■ GIVEN EXERCISE: Make an exact copy of the entries, and keep any pictures out of it.

■ STORED DATA:
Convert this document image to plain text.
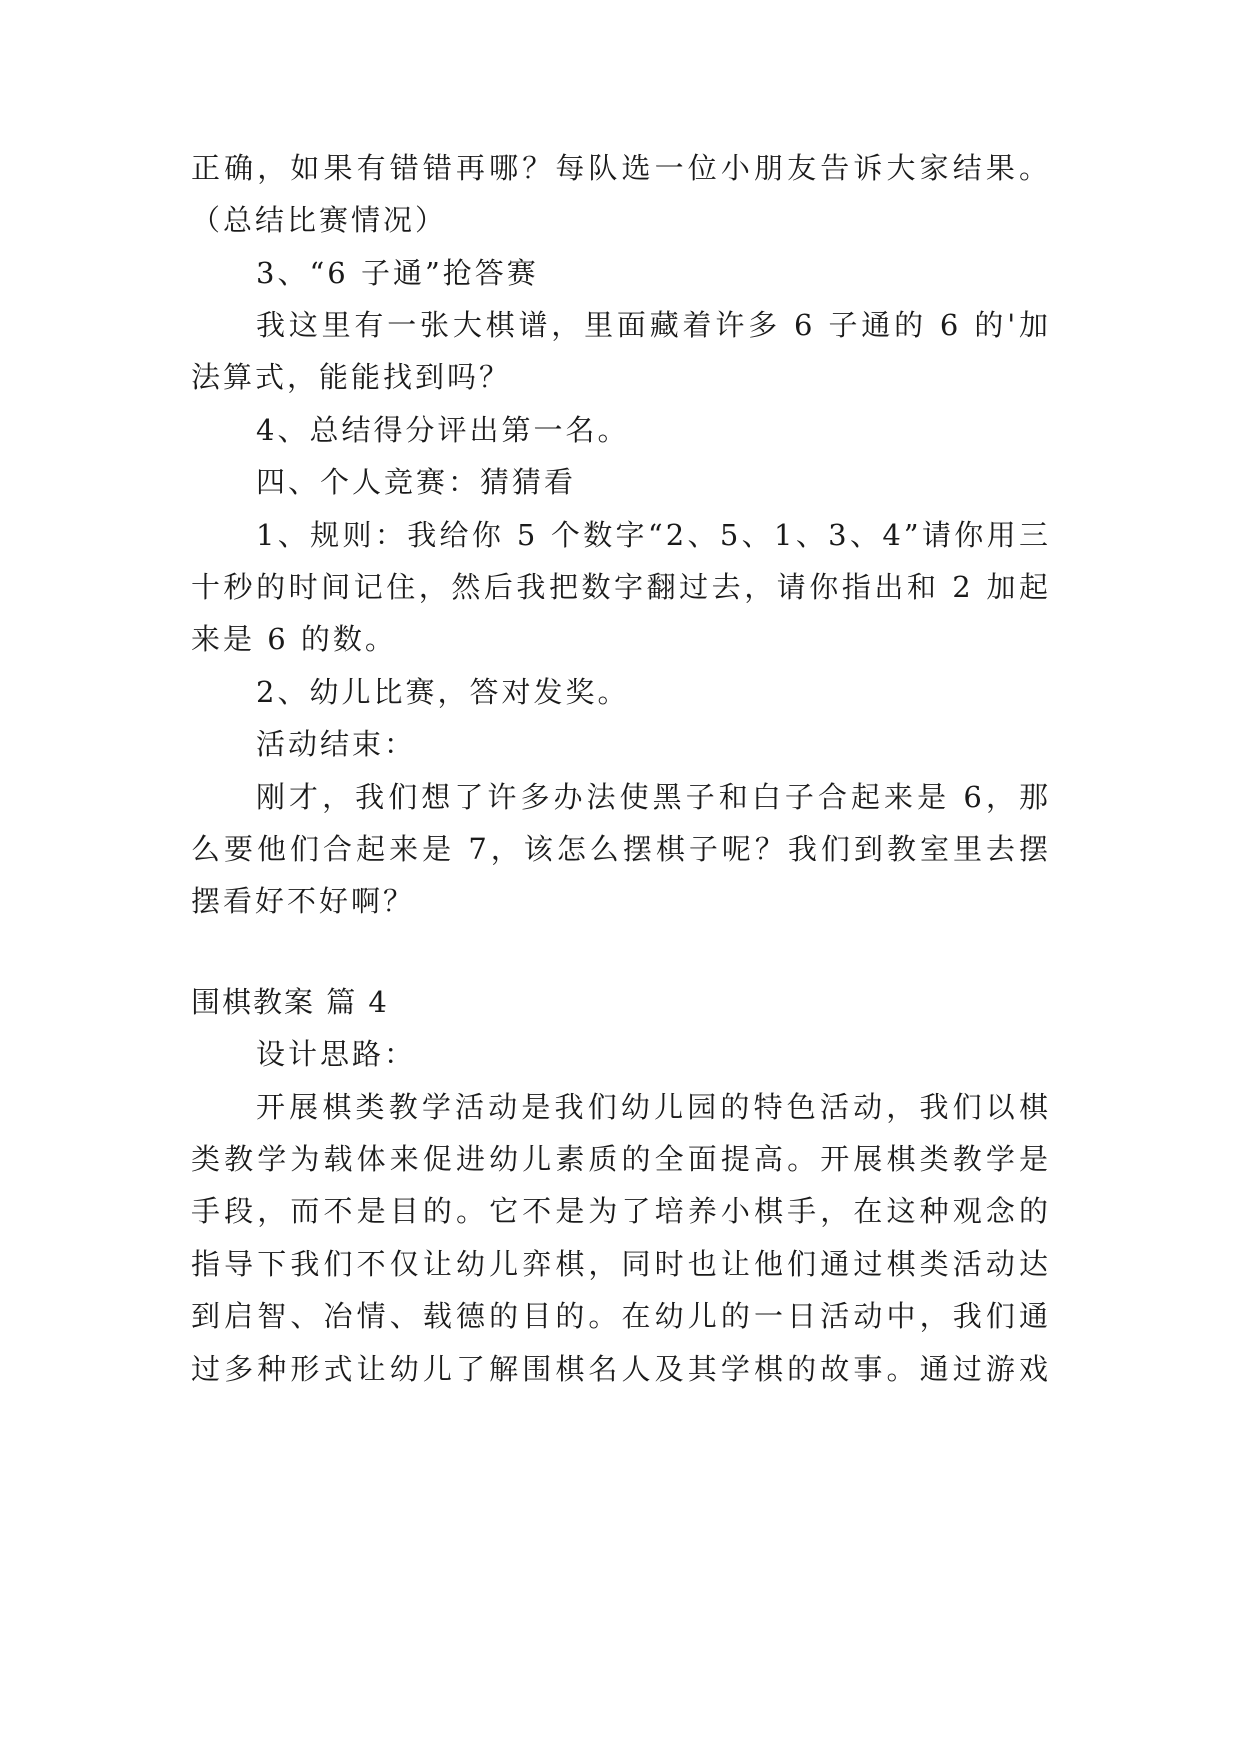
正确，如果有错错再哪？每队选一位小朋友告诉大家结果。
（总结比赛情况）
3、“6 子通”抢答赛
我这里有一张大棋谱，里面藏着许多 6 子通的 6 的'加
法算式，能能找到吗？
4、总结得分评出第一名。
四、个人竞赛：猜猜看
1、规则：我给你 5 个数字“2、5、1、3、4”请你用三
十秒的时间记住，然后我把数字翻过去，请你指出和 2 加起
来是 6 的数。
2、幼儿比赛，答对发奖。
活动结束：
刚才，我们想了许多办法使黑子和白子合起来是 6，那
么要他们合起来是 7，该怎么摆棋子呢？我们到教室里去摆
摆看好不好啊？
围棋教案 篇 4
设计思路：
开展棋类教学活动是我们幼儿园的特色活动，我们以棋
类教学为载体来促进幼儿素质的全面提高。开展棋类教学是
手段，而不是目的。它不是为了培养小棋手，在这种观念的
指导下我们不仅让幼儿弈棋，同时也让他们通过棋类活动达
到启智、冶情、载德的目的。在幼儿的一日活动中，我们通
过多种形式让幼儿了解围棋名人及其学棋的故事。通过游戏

■ IN RESPONSE:
Convert this document image to plain text.
正确，如果有错错再哪？每队选一位小朋友告诉大家结果。
（总结比赛情况）
3、“6 子通”抢答赛
我这里有一张大棋谱，里面藏着许多 6 子通的 6 的'加
法算式，能能找到吗？
4、总结得分评出第一名。
四、个人竞赛：猜猜看
1、规则：我给你 5 个数字“2、5、1、3、4”请你用三
十秒的时间记住，然后我把数字翻过去，请你指出和 2 加起
来是 6 的数。
2、幼儿比赛，答对发奖。
活动结束：
刚才，我们想了许多办法使黑子和白子合起来是 6，那
么要他们合起来是 7，该怎么摆棋子呢？我们到教室里去摆
摆看好不好啊？
围棋教案 篇 4
设计思路：
开展棋类教学活动是我们幼儿园的特色活动，我们以棋
类教学为载体来促进幼儿素质的全面提高。开展棋类教学是
手段，而不是目的。它不是为了培养小棋手，在这种观念的
指导下我们不仅让幼儿弈棋，同时也让他们通过棋类活动达
到启智、冶情、载德的目的。在幼儿的一日活动中，我们通
过多种形式让幼儿了解围棋名人及其学棋的故事。通过游戏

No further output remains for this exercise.